Figure record listings:
┏━━

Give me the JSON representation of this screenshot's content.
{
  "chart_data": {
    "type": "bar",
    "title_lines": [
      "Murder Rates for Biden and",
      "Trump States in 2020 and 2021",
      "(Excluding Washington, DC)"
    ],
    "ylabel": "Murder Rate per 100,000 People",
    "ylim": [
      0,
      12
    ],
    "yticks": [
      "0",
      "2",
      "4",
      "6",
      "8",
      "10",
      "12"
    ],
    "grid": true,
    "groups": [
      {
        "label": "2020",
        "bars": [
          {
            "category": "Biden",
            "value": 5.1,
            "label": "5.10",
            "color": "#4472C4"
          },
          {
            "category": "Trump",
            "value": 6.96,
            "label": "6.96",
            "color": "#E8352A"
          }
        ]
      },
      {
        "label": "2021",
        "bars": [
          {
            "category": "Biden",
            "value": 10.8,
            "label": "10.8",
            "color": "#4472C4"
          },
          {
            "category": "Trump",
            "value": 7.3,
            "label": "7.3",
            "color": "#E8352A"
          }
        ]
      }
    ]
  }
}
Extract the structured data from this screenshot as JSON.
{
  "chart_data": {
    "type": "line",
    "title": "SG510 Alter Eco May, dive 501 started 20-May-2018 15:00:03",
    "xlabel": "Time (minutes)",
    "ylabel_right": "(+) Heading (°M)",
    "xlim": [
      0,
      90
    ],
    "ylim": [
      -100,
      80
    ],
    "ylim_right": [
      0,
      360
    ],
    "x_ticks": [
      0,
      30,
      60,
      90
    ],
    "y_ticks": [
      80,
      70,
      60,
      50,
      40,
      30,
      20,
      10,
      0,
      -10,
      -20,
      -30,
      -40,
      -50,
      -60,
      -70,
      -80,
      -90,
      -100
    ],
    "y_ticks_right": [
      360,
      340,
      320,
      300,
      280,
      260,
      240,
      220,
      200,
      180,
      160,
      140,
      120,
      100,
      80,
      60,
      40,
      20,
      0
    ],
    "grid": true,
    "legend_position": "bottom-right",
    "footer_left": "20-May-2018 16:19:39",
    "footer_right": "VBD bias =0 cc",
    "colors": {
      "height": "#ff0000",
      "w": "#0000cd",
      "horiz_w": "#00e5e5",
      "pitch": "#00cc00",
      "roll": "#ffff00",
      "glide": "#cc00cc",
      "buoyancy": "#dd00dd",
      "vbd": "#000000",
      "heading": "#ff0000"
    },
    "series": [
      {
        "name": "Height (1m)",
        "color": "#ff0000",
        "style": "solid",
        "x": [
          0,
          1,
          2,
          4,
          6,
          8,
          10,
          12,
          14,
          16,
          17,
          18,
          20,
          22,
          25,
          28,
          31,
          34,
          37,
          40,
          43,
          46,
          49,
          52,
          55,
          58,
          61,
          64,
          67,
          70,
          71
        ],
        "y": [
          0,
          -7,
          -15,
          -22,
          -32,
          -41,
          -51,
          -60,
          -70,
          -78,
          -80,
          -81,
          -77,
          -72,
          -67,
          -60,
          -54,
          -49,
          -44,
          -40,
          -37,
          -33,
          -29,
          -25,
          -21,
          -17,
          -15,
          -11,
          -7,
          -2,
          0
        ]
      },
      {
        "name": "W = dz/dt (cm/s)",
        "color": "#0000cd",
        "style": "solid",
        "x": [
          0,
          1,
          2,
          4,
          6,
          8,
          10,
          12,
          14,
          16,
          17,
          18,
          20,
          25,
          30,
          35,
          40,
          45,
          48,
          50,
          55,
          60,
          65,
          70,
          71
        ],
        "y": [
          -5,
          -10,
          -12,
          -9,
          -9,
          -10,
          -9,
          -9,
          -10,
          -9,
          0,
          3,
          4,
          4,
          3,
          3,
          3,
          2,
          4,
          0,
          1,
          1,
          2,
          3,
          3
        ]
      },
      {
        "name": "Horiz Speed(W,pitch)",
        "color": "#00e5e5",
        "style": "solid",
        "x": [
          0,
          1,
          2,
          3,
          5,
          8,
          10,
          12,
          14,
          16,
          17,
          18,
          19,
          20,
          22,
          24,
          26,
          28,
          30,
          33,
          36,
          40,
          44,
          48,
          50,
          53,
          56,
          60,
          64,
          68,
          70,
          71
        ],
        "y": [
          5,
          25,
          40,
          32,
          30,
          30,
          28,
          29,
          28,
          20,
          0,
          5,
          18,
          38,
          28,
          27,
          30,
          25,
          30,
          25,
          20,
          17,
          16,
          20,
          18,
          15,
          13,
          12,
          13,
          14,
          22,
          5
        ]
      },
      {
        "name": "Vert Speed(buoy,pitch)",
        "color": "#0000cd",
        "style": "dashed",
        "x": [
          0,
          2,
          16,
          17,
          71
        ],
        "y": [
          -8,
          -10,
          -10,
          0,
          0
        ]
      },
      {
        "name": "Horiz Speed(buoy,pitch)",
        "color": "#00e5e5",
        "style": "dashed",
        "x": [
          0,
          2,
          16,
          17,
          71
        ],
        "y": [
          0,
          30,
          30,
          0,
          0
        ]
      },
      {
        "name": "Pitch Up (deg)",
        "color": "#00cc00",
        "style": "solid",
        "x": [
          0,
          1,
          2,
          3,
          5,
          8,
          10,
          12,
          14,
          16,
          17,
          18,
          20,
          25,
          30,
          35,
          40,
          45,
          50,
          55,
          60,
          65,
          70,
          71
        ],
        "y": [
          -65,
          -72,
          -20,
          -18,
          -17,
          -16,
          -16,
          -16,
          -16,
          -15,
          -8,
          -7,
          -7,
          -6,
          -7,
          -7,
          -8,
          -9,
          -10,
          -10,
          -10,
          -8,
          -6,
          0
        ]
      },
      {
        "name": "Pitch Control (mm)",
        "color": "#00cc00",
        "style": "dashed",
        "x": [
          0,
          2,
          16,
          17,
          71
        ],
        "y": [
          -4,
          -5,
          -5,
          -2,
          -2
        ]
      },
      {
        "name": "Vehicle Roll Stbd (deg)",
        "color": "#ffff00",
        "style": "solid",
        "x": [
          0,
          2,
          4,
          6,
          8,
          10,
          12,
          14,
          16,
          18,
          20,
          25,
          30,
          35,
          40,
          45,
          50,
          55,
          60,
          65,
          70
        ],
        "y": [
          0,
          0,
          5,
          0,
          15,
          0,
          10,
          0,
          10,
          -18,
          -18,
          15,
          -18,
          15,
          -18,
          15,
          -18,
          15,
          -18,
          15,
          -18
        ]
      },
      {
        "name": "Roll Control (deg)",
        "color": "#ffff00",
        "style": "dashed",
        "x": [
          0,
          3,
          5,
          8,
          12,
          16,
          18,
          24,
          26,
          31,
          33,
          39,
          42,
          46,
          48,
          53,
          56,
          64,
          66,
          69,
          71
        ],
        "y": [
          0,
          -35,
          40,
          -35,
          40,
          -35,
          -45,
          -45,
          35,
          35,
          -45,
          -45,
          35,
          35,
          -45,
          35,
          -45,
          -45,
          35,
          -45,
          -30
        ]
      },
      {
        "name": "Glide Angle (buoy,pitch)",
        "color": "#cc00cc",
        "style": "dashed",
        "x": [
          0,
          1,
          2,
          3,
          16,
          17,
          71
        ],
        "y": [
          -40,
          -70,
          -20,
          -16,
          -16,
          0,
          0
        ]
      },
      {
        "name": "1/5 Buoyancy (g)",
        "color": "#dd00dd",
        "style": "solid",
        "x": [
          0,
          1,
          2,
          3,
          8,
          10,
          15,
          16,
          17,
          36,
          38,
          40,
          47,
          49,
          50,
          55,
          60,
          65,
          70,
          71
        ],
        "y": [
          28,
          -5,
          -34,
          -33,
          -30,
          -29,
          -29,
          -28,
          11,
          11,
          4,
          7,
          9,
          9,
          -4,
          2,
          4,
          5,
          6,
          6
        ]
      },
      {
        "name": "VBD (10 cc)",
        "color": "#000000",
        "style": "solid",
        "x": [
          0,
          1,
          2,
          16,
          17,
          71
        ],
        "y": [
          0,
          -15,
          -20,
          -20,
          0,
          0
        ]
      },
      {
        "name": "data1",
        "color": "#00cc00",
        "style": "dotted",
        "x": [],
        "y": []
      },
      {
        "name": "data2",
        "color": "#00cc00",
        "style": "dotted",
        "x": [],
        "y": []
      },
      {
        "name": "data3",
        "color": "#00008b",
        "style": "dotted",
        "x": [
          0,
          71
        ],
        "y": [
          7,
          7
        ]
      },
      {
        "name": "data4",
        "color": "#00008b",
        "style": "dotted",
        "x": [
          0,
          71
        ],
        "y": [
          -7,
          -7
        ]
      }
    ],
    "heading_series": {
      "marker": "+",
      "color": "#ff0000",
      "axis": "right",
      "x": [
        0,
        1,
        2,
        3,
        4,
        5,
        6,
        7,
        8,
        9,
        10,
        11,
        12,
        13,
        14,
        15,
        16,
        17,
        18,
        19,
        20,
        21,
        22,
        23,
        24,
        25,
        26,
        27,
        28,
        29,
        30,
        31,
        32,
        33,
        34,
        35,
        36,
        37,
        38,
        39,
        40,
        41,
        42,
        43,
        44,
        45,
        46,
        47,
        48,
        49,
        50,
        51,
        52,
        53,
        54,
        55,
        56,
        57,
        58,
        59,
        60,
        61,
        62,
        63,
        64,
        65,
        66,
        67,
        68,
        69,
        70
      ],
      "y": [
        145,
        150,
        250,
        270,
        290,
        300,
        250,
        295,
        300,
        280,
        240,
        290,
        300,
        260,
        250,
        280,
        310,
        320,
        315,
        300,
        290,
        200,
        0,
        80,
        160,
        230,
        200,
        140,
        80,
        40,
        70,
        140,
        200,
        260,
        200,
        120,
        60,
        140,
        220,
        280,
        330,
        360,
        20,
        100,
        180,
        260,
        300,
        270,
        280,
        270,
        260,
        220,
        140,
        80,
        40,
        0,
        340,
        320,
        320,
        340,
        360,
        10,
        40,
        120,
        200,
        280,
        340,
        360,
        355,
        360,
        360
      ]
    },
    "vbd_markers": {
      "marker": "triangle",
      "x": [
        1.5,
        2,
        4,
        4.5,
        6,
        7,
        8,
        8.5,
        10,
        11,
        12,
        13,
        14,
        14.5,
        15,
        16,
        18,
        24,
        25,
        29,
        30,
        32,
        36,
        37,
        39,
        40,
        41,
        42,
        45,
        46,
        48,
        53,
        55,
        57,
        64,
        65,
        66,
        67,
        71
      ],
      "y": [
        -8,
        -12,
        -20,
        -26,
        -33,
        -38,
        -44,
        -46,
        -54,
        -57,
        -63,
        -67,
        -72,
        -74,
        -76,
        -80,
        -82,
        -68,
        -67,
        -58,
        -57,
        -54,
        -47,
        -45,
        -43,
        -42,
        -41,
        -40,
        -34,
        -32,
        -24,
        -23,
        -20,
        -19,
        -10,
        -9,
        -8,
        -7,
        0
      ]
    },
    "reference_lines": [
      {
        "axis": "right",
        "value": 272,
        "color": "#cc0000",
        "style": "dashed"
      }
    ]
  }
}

┗━━

Which lines above contain "value"? Show each of them.

            "value": 5.1,
            "value": 6.96,
            "value": 10.8,
            "value": 7.3,
        "value": 272,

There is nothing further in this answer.